--- start ---

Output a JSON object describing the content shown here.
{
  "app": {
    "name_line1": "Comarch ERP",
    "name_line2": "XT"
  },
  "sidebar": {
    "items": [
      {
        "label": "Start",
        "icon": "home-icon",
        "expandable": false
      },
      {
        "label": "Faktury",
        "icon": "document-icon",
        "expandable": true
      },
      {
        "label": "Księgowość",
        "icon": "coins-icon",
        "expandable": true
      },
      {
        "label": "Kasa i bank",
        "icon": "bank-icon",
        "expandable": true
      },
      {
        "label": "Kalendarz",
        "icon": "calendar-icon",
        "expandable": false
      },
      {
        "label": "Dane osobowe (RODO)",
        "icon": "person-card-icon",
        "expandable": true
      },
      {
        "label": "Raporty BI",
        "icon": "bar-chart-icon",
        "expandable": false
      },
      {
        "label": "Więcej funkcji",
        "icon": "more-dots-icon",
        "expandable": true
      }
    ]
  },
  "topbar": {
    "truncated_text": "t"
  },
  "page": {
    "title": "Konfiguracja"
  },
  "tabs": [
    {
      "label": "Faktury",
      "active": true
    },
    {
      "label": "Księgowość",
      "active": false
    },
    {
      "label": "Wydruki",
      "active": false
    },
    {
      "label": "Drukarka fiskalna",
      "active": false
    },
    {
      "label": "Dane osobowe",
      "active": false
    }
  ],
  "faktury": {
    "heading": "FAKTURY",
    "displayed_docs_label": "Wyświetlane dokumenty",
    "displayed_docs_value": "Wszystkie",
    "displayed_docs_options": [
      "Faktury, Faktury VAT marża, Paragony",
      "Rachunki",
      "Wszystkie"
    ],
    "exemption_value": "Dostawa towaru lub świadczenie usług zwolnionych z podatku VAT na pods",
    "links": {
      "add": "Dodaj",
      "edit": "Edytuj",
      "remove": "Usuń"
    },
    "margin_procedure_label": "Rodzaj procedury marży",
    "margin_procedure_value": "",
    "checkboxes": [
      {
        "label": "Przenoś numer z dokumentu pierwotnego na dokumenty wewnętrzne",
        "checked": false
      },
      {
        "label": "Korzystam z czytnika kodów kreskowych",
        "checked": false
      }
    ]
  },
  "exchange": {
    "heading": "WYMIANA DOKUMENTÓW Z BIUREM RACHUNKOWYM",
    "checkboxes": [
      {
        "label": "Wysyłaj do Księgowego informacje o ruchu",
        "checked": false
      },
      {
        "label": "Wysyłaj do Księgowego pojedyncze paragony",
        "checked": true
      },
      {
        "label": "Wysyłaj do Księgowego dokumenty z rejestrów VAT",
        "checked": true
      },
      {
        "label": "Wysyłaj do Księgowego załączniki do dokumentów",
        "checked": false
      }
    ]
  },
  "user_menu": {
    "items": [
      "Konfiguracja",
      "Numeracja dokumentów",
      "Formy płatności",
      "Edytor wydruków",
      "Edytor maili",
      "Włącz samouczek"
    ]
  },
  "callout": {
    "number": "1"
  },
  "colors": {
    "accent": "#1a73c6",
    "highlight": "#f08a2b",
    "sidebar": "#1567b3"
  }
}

--- end ---

Task: Extract the complete listing verbatim.

Final result:
Output a JSON object describing the content shown here.
{
  "app": {
    "name_line1": "Comarch ERP",
    "name_line2": "XT"
  },
  "sidebar": {
    "items": [
      {
        "label": "Start",
        "icon": "home-icon",
        "expandable": false
      },
      {
        "label": "Faktury",
        "icon": "document-icon",
        "expandable": true
      },
      {
        "label": "Księgowość",
        "icon": "coins-icon",
        "expandable": true
      },
      {
        "label": "Kasa i bank",
        "icon": "bank-icon",
        "expandable": true
      },
      {
        "label": "Kalendarz",
        "icon": "calendar-icon",
        "expandable": false
      },
      {
        "label": "Dane osobowe (RODO)",
        "icon": "person-card-icon",
        "expandable": true
      },
      {
        "label": "Raporty BI",
        "icon": "bar-chart-icon",
        "expandable": false
      },
      {
        "label": "Więcej funkcji",
        "icon": "more-dots-icon",
        "expandable": true
      }
    ]
  },
  "topbar": {
    "truncated_text": "t"
  },
  "page": {
    "title": "Konfiguracja"
  },
  "tabs": [
    {
      "label": "Faktury",
      "active": true
    },
    {
      "label": "Księgowość",
      "active": false
    },
    {
      "label": "Wydruki",
      "active": false
    },
    {
      "label": "Drukarka fiskalna",
      "active": false
    },
    {
      "label": "Dane osobowe",
      "active": false
    }
  ],
  "faktury": {
    "heading": "FAKTURY",
    "displayed_docs_label": "Wyświetlane dokumenty",
    "displayed_docs_value": "Wszystkie",
    "displayed_docs_options": [
      "Faktury, Faktury VAT marża, Paragony",
      "Rachunki",
      "Wszystkie"
    ],
    "exemption_value": "Dostawa towaru lub świadczenie usług zwolnionych z podatku VAT na pods",
    "links": {
      "add": "Dodaj",
      "edit": "Edytuj",
      "remove": "Usuń"
    },
    "margin_procedure_label": "Rodzaj procedury marży",
    "margin_procedure_value": "",
    "checkboxes": [
      {
        "label": "Przenoś numer z dokumentu pierwotnego na dokumenty wewnętrzne",
        "checked": false
      },
      {
        "label": "Korzystam z czytnika kodów kreskowych",
        "checked": false
      }
    ]
  },
  "exchange": {
    "heading": "WYMIANA DOKUMENTÓW Z BIUREM RACHUNKOWYM",
    "checkboxes": [
      {
        "label": "Wysyłaj do Księgowego informacje o ruchu",
        "checked": false
      },
      {
        "label": "Wysyłaj do Księgowego pojedyncze paragony",
        "checked": true
      },
      {
        "label": "Wysyłaj do Księgowego dokumenty z rejestrów VAT",
        "checked": true
      },
      {
        "label": "Wysyłaj do Księgowego załączniki do dokumentów",
        "checked": false
      }
    ]
  },
  "user_menu": {
    "items": [
      "Konfiguracja",
      "Numeracja dokumentów",
      "Formy płatności",
      "Edytor wydruków",
      "Edytor maili",
      "Włącz samouczek"
    ]
  },
  "callout": {
    "number": "1"
  },
  "colors": {
    "accent": "#1a73c6",
    "highlight": "#f08a2b",
    "sidebar": "#1567b3"
  }
}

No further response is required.